- [Requirement]
Make an exact copy of the lines, leaving the pictures out.

- [Record list]
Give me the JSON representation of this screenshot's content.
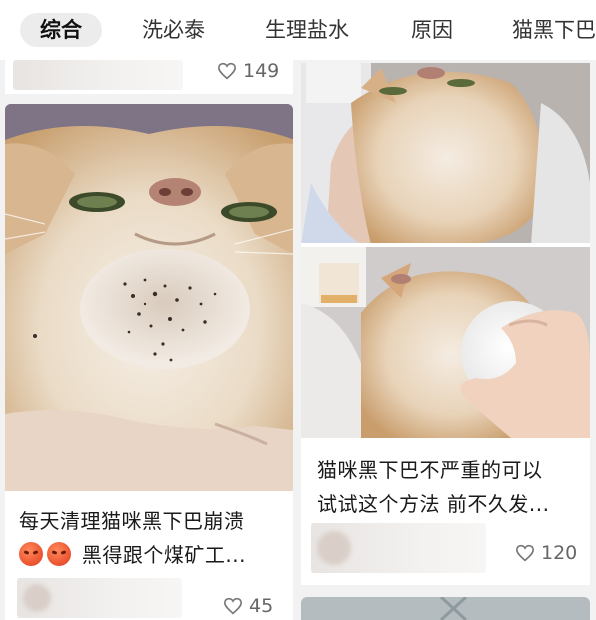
{
  "tabs": [
    {
      "label": "综合",
      "active": true
    },
    {
      "label": "洗必泰",
      "active": false
    },
    {
      "label": "生理盐水",
      "active": false
    },
    {
      "label": "原因",
      "active": false
    },
    {
      "label": "猫黑下巴",
      "active": false
    }
  ],
  "cards": {
    "top_left": {
      "likes": "149"
    },
    "left": {
      "title_line1": "每天清理猫咪黑下巴崩溃",
      "title_line2": "黑得跟个煤矿工...",
      "emoji_icons": [
        "angry-face-icon",
        "angry-face-icon"
      ],
      "likes": "45"
    },
    "right": {
      "title_line1": "猫咪黑下巴不严重的可以",
      "title_line2": "试试这个方法 前不久发...",
      "likes": "120"
    }
  },
  "colors": {
    "background": "#f2f2f2",
    "card": "#ffffff",
    "active_tab": "#ececec"
  }
}
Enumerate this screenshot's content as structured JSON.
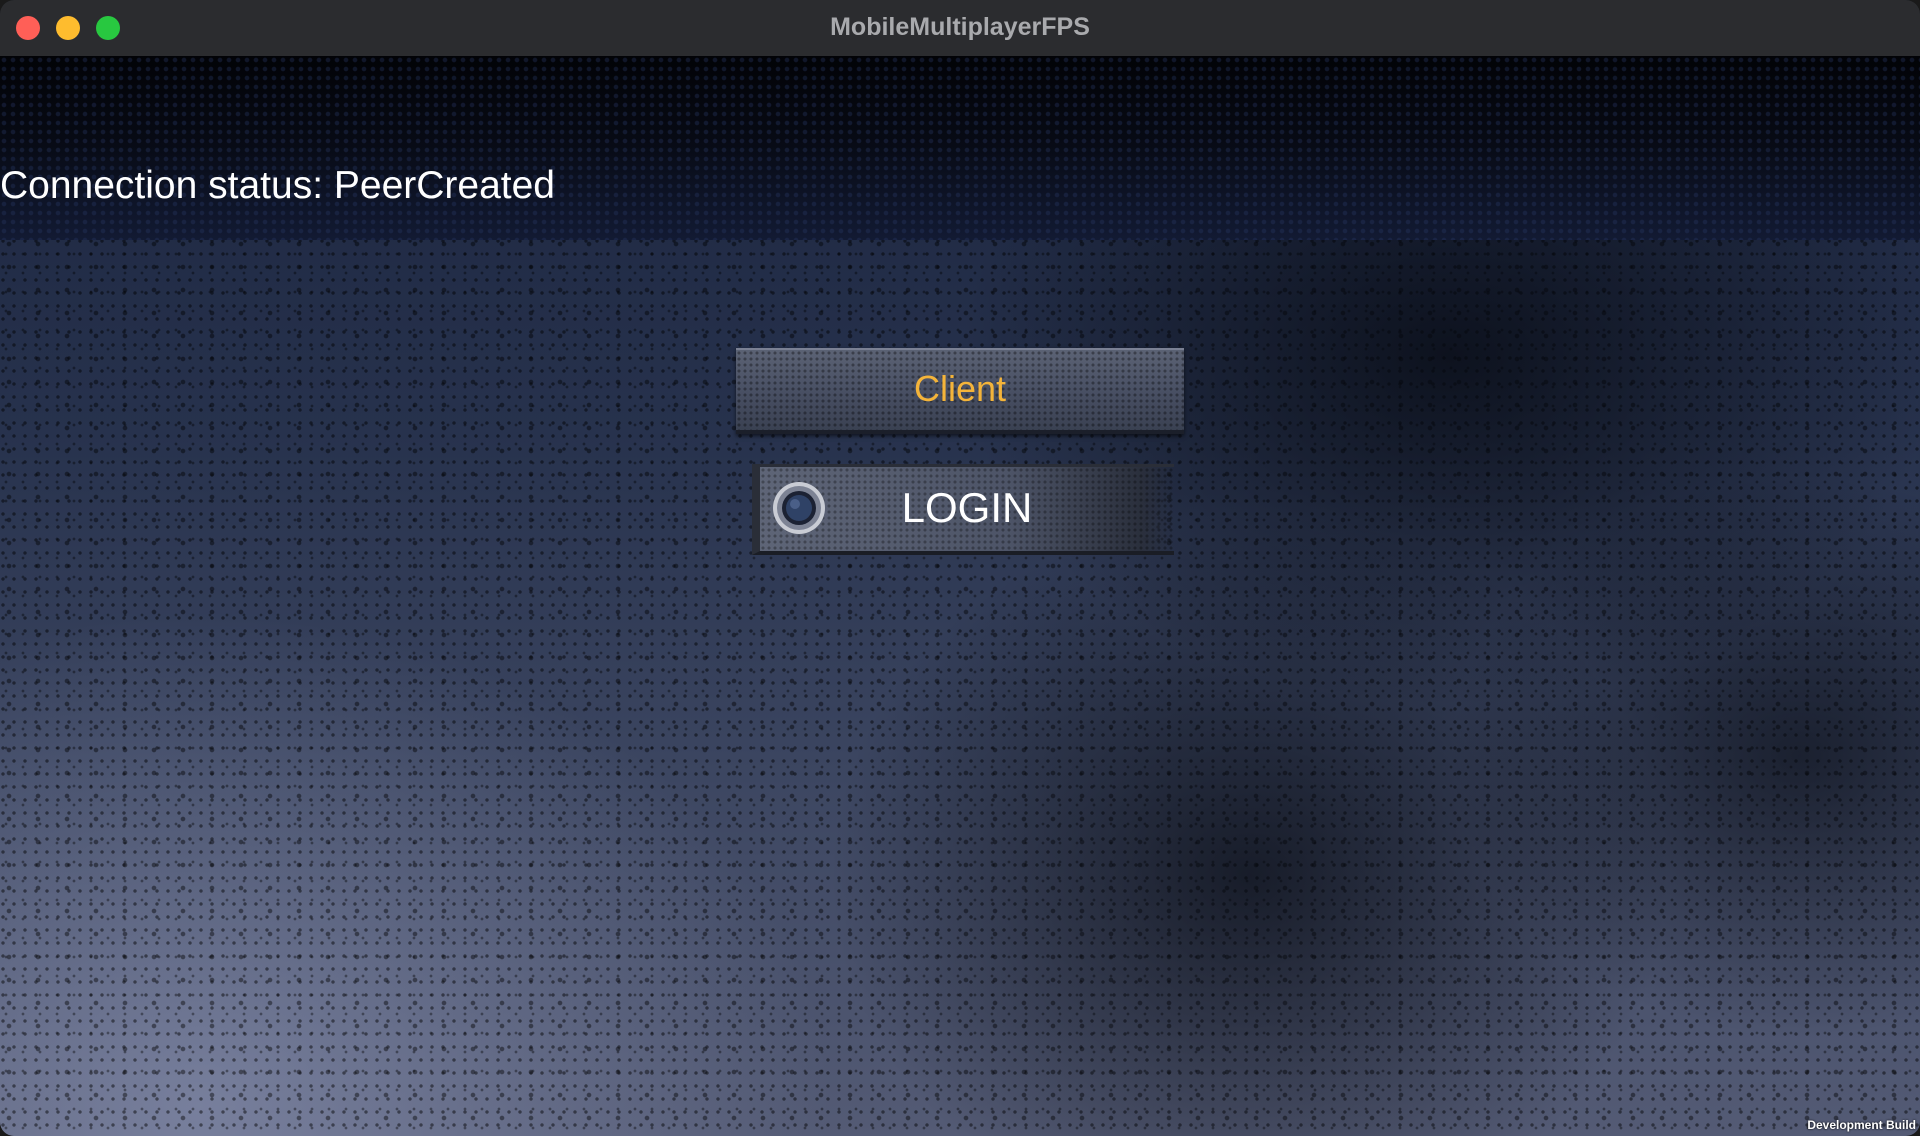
{
  "window": {
    "title": "MobileMultiplayerFPS",
    "traffic_lights": {
      "close_color": "#ff5f57",
      "minimize_color": "#febc2e",
      "zoom_color": "#28c840"
    }
  },
  "status": {
    "text": "Connection status: PeerCreated"
  },
  "buttons": {
    "client_label": "Client",
    "client_text_color": "#f4b43a",
    "login_label": "LOGIN",
    "login_icon": "bullet-hole-icon"
  },
  "footer": {
    "dev_build": "Development Build"
  }
}
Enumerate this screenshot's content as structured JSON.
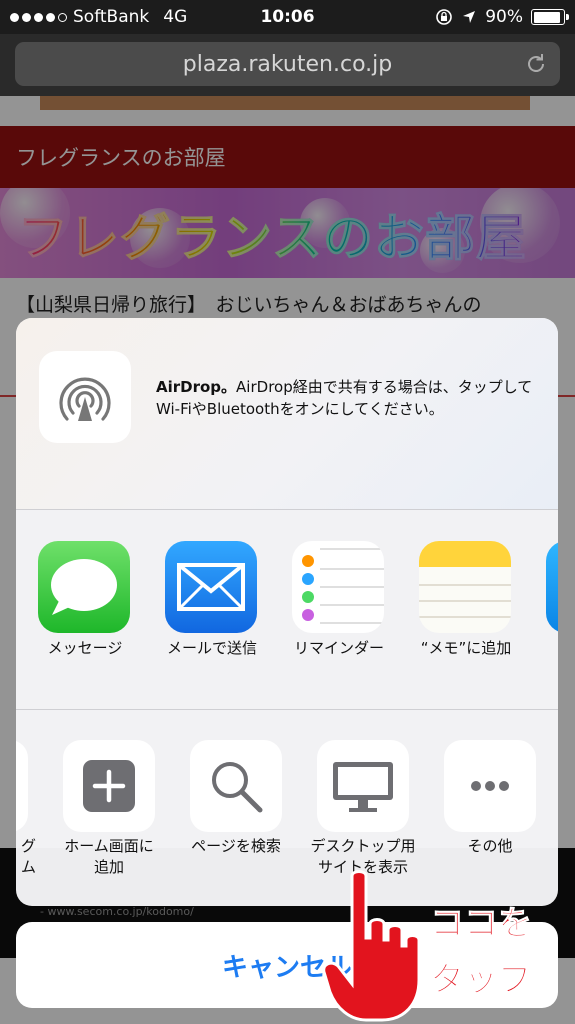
{
  "status_bar": {
    "carrier": "SoftBank",
    "network": "4G",
    "time": "10:06",
    "battery": "90%",
    "battery_level": 0.9
  },
  "browser": {
    "url": "plaza.rakuten.co.jp"
  },
  "page": {
    "blog_header": "フレグランスのお部屋",
    "banner_title": "フレグランスのお部屋",
    "article_title": "【山梨県日帰り旅行】　おじいちゃん＆おばあちゃんの"
  },
  "share_sheet": {
    "airdrop": {
      "title": "AirDrop。",
      "description": "AirDrop経由で共有する場合は、タップしてWi-FiやBluetoothをオンにしてください。"
    },
    "apps": [
      {
        "label": "メッセージ",
        "icon": "messages-icon"
      },
      {
        "label": "メールで送信",
        "icon": "mail-icon"
      },
      {
        "label": "リマインダー",
        "icon": "reminders-icon"
      },
      {
        "label": "“メモ”に追加",
        "icon": "notes-icon"
      }
    ],
    "actions": [
      {
        "label": "グ\nム",
        "icon": "partial-icon"
      },
      {
        "label": "ホーム画面に\n追加",
        "icon": "add-to-home-icon"
      },
      {
        "label": "ページを検索",
        "icon": "search-icon"
      },
      {
        "label": "デスクトップ用\nサイトを表示",
        "icon": "desktop-icon"
      },
      {
        "label": "その他",
        "icon": "more-icon"
      }
    ],
    "cancel_label": "キャンセル"
  },
  "annotation": {
    "line1": "ココを",
    "line2": "タップ"
  },
  "colors": {
    "accent": "#1d7cf2",
    "header_red": "#9a1010",
    "annotation_red": "#e2141e"
  }
}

- [Output]
Give me the JSON representation of this screenshot's content.
{
  "tabs": [
    {
      "label": "综合",
      "active": true
    },
    {
      "label": "洗必泰",
      "active": false
    },
    {
      "label": "生理盐水",
      "active": false
    },
    {
      "label": "原因",
      "active": false
    },
    {
      "label": "猫黑下巴",
      "active": false
    }
  ],
  "cards": {
    "top_left": {
      "likes": "149"
    },
    "left": {
      "title_line1": "每天清理猫咪黑下巴崩溃",
      "title_line2": "黑得跟个煤矿工...",
      "emoji_icons": [
        "angry-face-icon",
        "angry-face-icon"
      ],
      "likes": "45"
    },
    "right": {
      "title_line1": "猫咪黑下巴不严重的可以",
      "title_line2": "试试这个方法 前不久发...",
      "likes": "120"
    }
  },
  "colors": {
    "background": "#f2f2f2",
    "card": "#ffffff",
    "active_tab": "#ececec"
  }
}
Enumerate this screenshot's content as structured JSON.
{
  "window": {
    "title": "MobileMultiplayerFPS",
    "traffic_lights": {
      "close_color": "#ff5f57",
      "minimize_color": "#febc2e",
      "zoom_color": "#28c840"
    }
  },
  "status": {
    "text": "Connection status: PeerCreated"
  },
  "buttons": {
    "client_label": "Client",
    "client_text_color": "#f4b43a",
    "login_label": "LOGIN",
    "login_icon": "bullet-hole-icon"
  },
  "footer": {
    "dev_build": "Development Build"
  }
}
Enumerate this screenshot's content as structured JSON.
{
  "status_bar": {
    "carrier": "SoftBank",
    "network": "4G",
    "time": "10:06",
    "battery": "90%",
    "battery_level": 0.9
  },
  "browser": {
    "url": "plaza.rakuten.co.jp"
  },
  "page": {
    "blog_header": "フレグランスのお部屋",
    "banner_title": "フレグランスのお部屋",
    "article_title": "【山梨県日帰り旅行】　おじいちゃん＆おばあちゃんの"
  },
  "share_sheet": {
    "airdrop": {
      "title": "AirDrop。",
      "description": "AirDrop経由で共有する場合は、タップしてWi-FiやBluetoothをオンにしてください。"
    },
    "apps": [
      {
        "label": "メッセージ",
        "icon": "messages-icon"
      },
      {
        "label": "メールで送信",
        "icon": "mail-icon"
      },
      {
        "label": "リマインダー",
        "icon": "reminders-icon"
      },
      {
        "label": "“メモ”に追加",
        "icon": "notes-icon"
      }
    ],
    "actions": [
      {
        "label": "グ\nム",
        "icon": "partial-icon"
      },
      {
        "label": "ホーム画面に\n追加",
        "icon": "add-to-home-icon"
      },
      {
        "label": "ページを検索",
        "icon": "search-icon"
      },
      {
        "label": "デスクトップ用\nサイトを表示",
        "icon": "desktop-icon"
      },
      {
        "label": "その他",
        "icon": "more-icon"
      }
    ],
    "cancel_label": "キャンセル"
  },
  "annotation": {
    "line1": "ココを",
    "line2": "タップ"
  },
  "colors": {
    "accent": "#1d7cf2",
    "header_red": "#9a1010",
    "annotation_red": "#e2141e"
  }
}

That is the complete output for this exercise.